◆ Short task
Transcribe the listing that follows in full, omitting pictures.
— start Data provided —
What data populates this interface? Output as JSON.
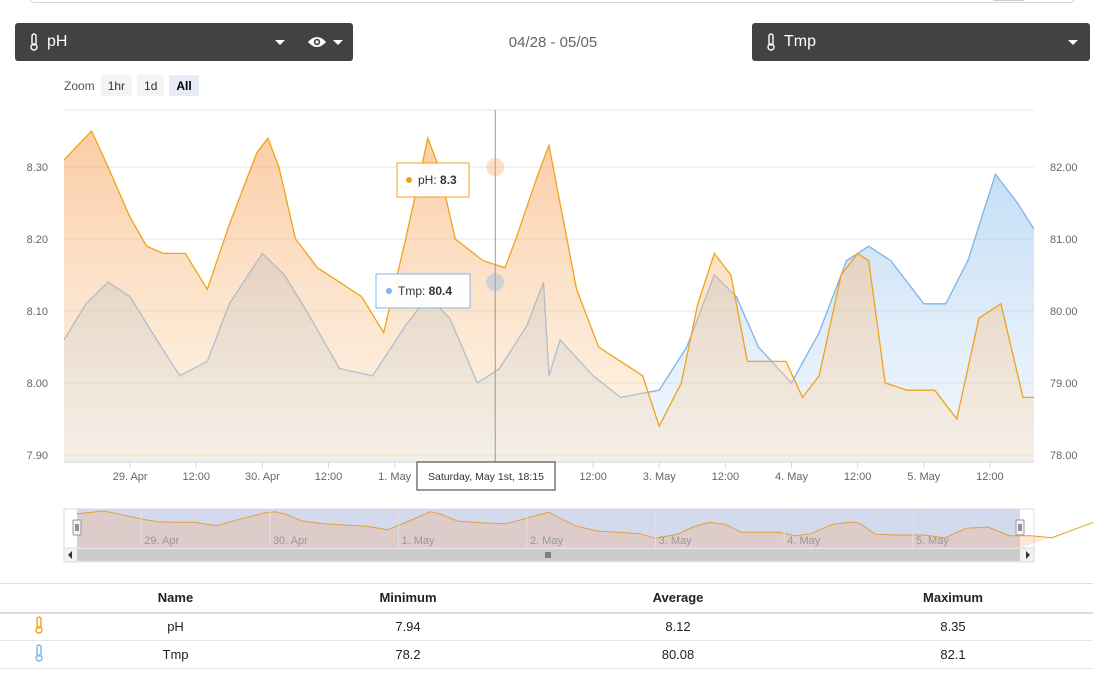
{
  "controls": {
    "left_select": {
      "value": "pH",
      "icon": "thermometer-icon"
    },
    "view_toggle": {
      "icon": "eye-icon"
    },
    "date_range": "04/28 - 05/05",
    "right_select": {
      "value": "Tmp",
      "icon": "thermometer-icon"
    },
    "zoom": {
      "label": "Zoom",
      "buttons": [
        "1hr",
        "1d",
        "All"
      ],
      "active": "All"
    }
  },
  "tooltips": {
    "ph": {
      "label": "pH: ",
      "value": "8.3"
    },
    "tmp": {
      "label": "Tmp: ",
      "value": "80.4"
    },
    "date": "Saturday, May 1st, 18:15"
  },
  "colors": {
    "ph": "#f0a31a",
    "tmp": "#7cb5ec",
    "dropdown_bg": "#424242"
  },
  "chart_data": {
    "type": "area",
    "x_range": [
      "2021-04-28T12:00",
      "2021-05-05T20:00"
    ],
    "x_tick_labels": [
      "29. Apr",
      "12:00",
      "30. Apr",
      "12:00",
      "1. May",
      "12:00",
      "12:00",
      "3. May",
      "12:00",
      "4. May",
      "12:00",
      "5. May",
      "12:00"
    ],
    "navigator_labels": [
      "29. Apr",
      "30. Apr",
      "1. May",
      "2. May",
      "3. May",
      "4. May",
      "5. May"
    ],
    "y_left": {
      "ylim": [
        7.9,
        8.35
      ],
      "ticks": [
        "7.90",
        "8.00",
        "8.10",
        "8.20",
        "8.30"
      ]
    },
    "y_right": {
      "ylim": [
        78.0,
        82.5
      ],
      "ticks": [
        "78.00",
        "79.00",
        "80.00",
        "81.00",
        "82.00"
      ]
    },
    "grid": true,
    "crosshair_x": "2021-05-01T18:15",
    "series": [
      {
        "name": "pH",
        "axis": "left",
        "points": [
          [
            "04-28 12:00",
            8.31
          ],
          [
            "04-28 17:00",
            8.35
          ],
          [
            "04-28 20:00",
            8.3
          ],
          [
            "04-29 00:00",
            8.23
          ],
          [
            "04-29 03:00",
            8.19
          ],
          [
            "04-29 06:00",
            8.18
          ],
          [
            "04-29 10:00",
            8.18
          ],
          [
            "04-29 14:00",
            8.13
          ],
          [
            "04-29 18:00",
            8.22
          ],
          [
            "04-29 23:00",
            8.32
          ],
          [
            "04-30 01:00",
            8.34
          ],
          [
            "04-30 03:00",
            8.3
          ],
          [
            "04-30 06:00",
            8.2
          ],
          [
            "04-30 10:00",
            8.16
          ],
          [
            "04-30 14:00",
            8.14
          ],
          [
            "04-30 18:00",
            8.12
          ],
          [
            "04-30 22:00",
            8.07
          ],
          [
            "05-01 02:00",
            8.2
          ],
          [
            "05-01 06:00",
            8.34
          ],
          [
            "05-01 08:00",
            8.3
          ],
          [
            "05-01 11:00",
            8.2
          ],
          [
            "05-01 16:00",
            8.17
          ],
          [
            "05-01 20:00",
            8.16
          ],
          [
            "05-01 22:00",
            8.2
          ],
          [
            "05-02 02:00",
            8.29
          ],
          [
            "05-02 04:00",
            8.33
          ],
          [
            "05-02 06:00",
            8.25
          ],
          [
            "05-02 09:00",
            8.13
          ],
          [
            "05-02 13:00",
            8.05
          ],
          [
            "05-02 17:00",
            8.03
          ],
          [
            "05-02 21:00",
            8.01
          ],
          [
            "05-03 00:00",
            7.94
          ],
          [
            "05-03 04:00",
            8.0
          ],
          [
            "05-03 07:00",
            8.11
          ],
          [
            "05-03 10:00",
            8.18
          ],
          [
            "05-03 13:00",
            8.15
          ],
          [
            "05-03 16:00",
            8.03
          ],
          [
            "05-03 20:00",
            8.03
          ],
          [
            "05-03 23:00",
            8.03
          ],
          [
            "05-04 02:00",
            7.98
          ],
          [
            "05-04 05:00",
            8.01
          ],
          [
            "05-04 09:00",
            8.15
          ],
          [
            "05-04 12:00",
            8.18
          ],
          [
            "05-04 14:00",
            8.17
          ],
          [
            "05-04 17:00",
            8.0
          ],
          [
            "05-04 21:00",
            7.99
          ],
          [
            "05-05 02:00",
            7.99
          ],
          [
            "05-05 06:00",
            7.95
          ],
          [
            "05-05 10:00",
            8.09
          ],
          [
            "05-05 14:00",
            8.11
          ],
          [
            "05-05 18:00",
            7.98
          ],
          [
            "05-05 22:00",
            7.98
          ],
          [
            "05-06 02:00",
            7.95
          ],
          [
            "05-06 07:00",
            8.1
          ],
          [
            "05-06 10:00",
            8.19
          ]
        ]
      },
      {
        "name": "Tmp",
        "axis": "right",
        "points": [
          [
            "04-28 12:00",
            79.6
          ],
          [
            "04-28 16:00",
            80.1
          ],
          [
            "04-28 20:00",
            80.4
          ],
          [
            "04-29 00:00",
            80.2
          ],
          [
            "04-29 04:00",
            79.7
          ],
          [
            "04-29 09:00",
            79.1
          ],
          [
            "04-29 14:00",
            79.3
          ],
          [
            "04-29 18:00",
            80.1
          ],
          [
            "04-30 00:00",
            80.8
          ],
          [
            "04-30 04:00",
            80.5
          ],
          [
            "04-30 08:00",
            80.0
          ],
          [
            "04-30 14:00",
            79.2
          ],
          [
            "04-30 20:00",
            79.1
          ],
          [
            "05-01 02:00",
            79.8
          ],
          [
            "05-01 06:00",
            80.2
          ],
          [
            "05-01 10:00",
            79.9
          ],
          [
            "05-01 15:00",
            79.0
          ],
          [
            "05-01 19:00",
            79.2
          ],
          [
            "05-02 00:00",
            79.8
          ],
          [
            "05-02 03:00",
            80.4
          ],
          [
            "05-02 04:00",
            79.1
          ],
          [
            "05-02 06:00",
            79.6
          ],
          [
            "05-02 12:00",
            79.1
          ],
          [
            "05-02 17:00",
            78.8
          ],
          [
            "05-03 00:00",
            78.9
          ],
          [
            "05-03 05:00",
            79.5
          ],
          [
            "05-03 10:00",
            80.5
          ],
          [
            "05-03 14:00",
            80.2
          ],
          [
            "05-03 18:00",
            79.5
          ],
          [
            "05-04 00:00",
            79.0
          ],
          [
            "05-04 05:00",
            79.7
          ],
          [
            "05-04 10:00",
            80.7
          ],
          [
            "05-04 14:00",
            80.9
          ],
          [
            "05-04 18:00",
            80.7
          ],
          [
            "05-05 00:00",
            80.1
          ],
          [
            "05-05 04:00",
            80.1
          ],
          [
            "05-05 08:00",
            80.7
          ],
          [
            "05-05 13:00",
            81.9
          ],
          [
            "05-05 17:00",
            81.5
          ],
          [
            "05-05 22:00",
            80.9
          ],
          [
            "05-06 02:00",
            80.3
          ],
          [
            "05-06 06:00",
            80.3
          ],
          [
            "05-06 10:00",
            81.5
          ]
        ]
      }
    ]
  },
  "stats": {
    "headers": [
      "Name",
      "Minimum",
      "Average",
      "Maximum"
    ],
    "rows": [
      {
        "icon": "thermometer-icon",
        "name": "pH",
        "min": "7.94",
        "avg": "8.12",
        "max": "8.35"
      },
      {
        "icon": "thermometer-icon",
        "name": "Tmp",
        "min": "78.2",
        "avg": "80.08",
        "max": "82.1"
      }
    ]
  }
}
— end Data provided —
◆ Final result
What data populates this interface? Output as JSON.
{
  "controls": {
    "left_select": {
      "value": "pH",
      "icon": "thermometer-icon"
    },
    "view_toggle": {
      "icon": "eye-icon"
    },
    "date_range": "04/28 - 05/05",
    "right_select": {
      "value": "Tmp",
      "icon": "thermometer-icon"
    },
    "zoom": {
      "label": "Zoom",
      "buttons": [
        "1hr",
        "1d",
        "All"
      ],
      "active": "All"
    }
  },
  "tooltips": {
    "ph": {
      "label": "pH: ",
      "value": "8.3"
    },
    "tmp": {
      "label": "Tmp: ",
      "value": "80.4"
    },
    "date": "Saturday, May 1st, 18:15"
  },
  "colors": {
    "ph": "#f0a31a",
    "tmp": "#7cb5ec",
    "dropdown_bg": "#424242"
  },
  "chart_data": {
    "type": "area",
    "x_range": [
      "2021-04-28T12:00",
      "2021-05-05T20:00"
    ],
    "x_tick_labels": [
      "29. Apr",
      "12:00",
      "30. Apr",
      "12:00",
      "1. May",
      "12:00",
      "12:00",
      "3. May",
      "12:00",
      "4. May",
      "12:00",
      "5. May",
      "12:00"
    ],
    "navigator_labels": [
      "29. Apr",
      "30. Apr",
      "1. May",
      "2. May",
      "3. May",
      "4. May",
      "5. May"
    ],
    "y_left": {
      "ylim": [
        7.9,
        8.35
      ],
      "ticks": [
        "7.90",
        "8.00",
        "8.10",
        "8.20",
        "8.30"
      ]
    },
    "y_right": {
      "ylim": [
        78.0,
        82.5
      ],
      "ticks": [
        "78.00",
        "79.00",
        "80.00",
        "81.00",
        "82.00"
      ]
    },
    "grid": true,
    "crosshair_x": "2021-05-01T18:15",
    "series": [
      {
        "name": "pH",
        "axis": "left",
        "points": [
          [
            "04-28 12:00",
            8.31
          ],
          [
            "04-28 17:00",
            8.35
          ],
          [
            "04-28 20:00",
            8.3
          ],
          [
            "04-29 00:00",
            8.23
          ],
          [
            "04-29 03:00",
            8.19
          ],
          [
            "04-29 06:00",
            8.18
          ],
          [
            "04-29 10:00",
            8.18
          ],
          [
            "04-29 14:00",
            8.13
          ],
          [
            "04-29 18:00",
            8.22
          ],
          [
            "04-29 23:00",
            8.32
          ],
          [
            "04-30 01:00",
            8.34
          ],
          [
            "04-30 03:00",
            8.3
          ],
          [
            "04-30 06:00",
            8.2
          ],
          [
            "04-30 10:00",
            8.16
          ],
          [
            "04-30 14:00",
            8.14
          ],
          [
            "04-30 18:00",
            8.12
          ],
          [
            "04-30 22:00",
            8.07
          ],
          [
            "05-01 02:00",
            8.2
          ],
          [
            "05-01 06:00",
            8.34
          ],
          [
            "05-01 08:00",
            8.3
          ],
          [
            "05-01 11:00",
            8.2
          ],
          [
            "05-01 16:00",
            8.17
          ],
          [
            "05-01 20:00",
            8.16
          ],
          [
            "05-01 22:00",
            8.2
          ],
          [
            "05-02 02:00",
            8.29
          ],
          [
            "05-02 04:00",
            8.33
          ],
          [
            "05-02 06:00",
            8.25
          ],
          [
            "05-02 09:00",
            8.13
          ],
          [
            "05-02 13:00",
            8.05
          ],
          [
            "05-02 17:00",
            8.03
          ],
          [
            "05-02 21:00",
            8.01
          ],
          [
            "05-03 00:00",
            7.94
          ],
          [
            "05-03 04:00",
            8.0
          ],
          [
            "05-03 07:00",
            8.11
          ],
          [
            "05-03 10:00",
            8.18
          ],
          [
            "05-03 13:00",
            8.15
          ],
          [
            "05-03 16:00",
            8.03
          ],
          [
            "05-03 20:00",
            8.03
          ],
          [
            "05-03 23:00",
            8.03
          ],
          [
            "05-04 02:00",
            7.98
          ],
          [
            "05-04 05:00",
            8.01
          ],
          [
            "05-04 09:00",
            8.15
          ],
          [
            "05-04 12:00",
            8.18
          ],
          [
            "05-04 14:00",
            8.17
          ],
          [
            "05-04 17:00",
            8.0
          ],
          [
            "05-04 21:00",
            7.99
          ],
          [
            "05-05 02:00",
            7.99
          ],
          [
            "05-05 06:00",
            7.95
          ],
          [
            "05-05 10:00",
            8.09
          ],
          [
            "05-05 14:00",
            8.11
          ],
          [
            "05-05 18:00",
            7.98
          ],
          [
            "05-05 22:00",
            7.98
          ],
          [
            "05-06 02:00",
            7.95
          ],
          [
            "05-06 07:00",
            8.1
          ],
          [
            "05-06 10:00",
            8.19
          ]
        ]
      },
      {
        "name": "Tmp",
        "axis": "right",
        "points": [
          [
            "04-28 12:00",
            79.6
          ],
          [
            "04-28 16:00",
            80.1
          ],
          [
            "04-28 20:00",
            80.4
          ],
          [
            "04-29 00:00",
            80.2
          ],
          [
            "04-29 04:00",
            79.7
          ],
          [
            "04-29 09:00",
            79.1
          ],
          [
            "04-29 14:00",
            79.3
          ],
          [
            "04-29 18:00",
            80.1
          ],
          [
            "04-30 00:00",
            80.8
          ],
          [
            "04-30 04:00",
            80.5
          ],
          [
            "04-30 08:00",
            80.0
          ],
          [
            "04-30 14:00",
            79.2
          ],
          [
            "04-30 20:00",
            79.1
          ],
          [
            "05-01 02:00",
            79.8
          ],
          [
            "05-01 06:00",
            80.2
          ],
          [
            "05-01 10:00",
            79.9
          ],
          [
            "05-01 15:00",
            79.0
          ],
          [
            "05-01 19:00",
            79.2
          ],
          [
            "05-02 00:00",
            79.8
          ],
          [
            "05-02 03:00",
            80.4
          ],
          [
            "05-02 04:00",
            79.1
          ],
          [
            "05-02 06:00",
            79.6
          ],
          [
            "05-02 12:00",
            79.1
          ],
          [
            "05-02 17:00",
            78.8
          ],
          [
            "05-03 00:00",
            78.9
          ],
          [
            "05-03 05:00",
            79.5
          ],
          [
            "05-03 10:00",
            80.5
          ],
          [
            "05-03 14:00",
            80.2
          ],
          [
            "05-03 18:00",
            79.5
          ],
          [
            "05-04 00:00",
            79.0
          ],
          [
            "05-04 05:00",
            79.7
          ],
          [
            "05-04 10:00",
            80.7
          ],
          [
            "05-04 14:00",
            80.9
          ],
          [
            "05-04 18:00",
            80.7
          ],
          [
            "05-05 00:00",
            80.1
          ],
          [
            "05-05 04:00",
            80.1
          ],
          [
            "05-05 08:00",
            80.7
          ],
          [
            "05-05 13:00",
            81.9
          ],
          [
            "05-05 17:00",
            81.5
          ],
          [
            "05-05 22:00",
            80.9
          ],
          [
            "05-06 02:00",
            80.3
          ],
          [
            "05-06 06:00",
            80.3
          ],
          [
            "05-06 10:00",
            81.5
          ]
        ]
      }
    ]
  },
  "stats": {
    "headers": [
      "Name",
      "Minimum",
      "Average",
      "Maximum"
    ],
    "rows": [
      {
        "icon": "thermometer-icon",
        "name": "pH",
        "min": "7.94",
        "avg": "8.12",
        "max": "8.35"
      },
      {
        "icon": "thermometer-icon",
        "name": "Tmp",
        "min": "78.2",
        "avg": "80.08",
        "max": "82.1"
      }
    ]
  }
}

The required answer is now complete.